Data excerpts
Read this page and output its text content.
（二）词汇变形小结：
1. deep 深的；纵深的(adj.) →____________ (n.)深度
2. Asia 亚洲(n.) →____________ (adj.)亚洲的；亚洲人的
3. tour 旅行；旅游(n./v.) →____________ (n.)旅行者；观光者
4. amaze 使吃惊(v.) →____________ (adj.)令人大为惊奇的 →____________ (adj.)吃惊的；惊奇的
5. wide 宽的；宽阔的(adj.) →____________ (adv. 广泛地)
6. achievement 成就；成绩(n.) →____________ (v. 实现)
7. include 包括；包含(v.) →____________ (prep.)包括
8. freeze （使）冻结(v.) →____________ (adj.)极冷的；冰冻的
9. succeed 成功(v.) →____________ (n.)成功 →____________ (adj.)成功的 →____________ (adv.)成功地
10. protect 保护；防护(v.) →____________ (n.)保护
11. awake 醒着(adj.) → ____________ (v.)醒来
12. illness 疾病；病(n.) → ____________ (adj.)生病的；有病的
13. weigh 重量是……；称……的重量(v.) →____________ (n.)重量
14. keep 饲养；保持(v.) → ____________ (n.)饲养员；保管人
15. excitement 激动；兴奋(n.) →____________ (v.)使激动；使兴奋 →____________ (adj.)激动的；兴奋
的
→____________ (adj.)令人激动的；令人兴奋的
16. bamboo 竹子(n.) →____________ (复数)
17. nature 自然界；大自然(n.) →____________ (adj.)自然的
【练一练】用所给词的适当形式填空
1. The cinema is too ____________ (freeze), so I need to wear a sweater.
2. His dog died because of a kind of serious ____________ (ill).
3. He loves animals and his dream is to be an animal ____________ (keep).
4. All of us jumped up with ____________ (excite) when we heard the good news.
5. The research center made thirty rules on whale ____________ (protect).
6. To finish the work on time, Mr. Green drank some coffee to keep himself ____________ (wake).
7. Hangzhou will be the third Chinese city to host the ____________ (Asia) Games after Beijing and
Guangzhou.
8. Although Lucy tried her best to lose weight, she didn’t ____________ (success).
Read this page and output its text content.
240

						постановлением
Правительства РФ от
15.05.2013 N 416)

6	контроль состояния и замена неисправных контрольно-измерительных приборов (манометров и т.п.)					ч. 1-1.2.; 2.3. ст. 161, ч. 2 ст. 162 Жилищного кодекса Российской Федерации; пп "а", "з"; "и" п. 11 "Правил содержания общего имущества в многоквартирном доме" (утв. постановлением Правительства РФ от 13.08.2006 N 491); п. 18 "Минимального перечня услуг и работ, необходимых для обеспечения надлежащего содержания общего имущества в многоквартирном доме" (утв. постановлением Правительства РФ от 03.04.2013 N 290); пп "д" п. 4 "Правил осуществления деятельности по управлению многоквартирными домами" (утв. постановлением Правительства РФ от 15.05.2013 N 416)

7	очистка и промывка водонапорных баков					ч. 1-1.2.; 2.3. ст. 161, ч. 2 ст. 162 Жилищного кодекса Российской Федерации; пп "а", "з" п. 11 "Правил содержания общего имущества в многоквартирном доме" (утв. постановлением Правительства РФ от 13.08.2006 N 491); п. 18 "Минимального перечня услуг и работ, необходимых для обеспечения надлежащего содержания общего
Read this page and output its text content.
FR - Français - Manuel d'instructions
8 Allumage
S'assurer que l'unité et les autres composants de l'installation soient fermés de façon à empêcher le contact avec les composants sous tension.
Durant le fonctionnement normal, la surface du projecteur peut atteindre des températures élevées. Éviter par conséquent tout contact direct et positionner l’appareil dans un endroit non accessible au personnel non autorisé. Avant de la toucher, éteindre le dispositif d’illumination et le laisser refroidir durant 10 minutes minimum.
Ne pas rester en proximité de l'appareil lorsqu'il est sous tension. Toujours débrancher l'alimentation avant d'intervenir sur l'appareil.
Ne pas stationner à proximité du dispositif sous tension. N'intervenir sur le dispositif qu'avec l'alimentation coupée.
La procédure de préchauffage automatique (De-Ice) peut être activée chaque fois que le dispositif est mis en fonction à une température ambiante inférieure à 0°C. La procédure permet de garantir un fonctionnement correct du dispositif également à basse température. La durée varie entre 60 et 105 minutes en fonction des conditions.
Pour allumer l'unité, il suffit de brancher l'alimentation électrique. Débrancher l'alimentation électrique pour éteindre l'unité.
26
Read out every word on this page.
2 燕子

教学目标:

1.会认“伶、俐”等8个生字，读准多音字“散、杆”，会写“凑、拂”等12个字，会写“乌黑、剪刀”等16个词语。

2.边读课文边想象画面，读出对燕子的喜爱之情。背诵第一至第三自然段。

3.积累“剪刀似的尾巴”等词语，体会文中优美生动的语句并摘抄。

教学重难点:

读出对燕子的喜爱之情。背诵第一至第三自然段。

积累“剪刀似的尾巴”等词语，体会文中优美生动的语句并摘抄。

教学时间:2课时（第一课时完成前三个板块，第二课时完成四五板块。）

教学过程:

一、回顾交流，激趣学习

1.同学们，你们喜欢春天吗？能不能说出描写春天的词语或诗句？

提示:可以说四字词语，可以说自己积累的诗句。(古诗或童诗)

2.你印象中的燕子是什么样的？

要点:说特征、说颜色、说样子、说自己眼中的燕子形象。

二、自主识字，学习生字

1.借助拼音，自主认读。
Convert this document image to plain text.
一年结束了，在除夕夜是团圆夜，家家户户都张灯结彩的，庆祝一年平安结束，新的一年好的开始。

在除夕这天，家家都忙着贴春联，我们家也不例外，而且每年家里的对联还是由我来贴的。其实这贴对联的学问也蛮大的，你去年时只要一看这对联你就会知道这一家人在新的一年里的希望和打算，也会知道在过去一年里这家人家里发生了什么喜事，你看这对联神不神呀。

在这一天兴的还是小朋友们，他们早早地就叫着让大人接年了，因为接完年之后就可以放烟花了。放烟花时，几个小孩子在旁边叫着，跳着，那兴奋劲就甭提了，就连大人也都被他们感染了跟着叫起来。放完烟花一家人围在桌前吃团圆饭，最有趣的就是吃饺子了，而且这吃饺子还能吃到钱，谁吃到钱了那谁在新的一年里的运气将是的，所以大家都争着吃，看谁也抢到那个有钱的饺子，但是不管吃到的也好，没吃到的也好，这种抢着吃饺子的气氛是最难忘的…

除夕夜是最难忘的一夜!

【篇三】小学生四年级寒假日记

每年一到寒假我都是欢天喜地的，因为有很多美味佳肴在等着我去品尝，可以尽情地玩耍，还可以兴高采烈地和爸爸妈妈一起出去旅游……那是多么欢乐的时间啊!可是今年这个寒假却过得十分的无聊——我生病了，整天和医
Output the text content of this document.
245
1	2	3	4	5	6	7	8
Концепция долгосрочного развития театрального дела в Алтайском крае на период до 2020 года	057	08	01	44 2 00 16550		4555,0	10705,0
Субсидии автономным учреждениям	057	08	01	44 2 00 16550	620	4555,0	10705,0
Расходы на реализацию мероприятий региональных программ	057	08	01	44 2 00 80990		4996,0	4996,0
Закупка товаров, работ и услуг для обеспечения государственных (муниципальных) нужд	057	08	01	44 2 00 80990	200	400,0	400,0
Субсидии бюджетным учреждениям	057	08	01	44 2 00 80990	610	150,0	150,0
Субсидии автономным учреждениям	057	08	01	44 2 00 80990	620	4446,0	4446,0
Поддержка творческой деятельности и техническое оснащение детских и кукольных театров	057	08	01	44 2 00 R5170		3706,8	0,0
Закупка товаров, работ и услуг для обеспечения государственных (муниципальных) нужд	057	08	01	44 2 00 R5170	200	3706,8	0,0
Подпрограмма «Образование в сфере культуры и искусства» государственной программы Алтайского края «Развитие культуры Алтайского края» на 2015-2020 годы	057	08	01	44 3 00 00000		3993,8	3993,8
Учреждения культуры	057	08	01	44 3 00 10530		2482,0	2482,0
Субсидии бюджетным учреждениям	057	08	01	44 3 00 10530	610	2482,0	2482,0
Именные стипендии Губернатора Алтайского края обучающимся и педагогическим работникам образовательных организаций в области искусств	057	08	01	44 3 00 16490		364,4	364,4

• STATED TASK: Reproduce every line from the entries that holds the word "Субсидии".

• FINISHED TASK:
Субсидии автономным учреждениям	057	08	01	44 2 00 16550	620	4555,0	10705,0
Субсидии бюджетным учреждениям	057	08	01	44 2 00 80990	610	150,0	150,0
Субсидии автономным учреждениям	057	08	01	44 2 00 80990	620	4446,0	4446,0
Субсидии бюджетным учреждениям	057	08	01	44 3 00 10530	610	2482,0	2482,0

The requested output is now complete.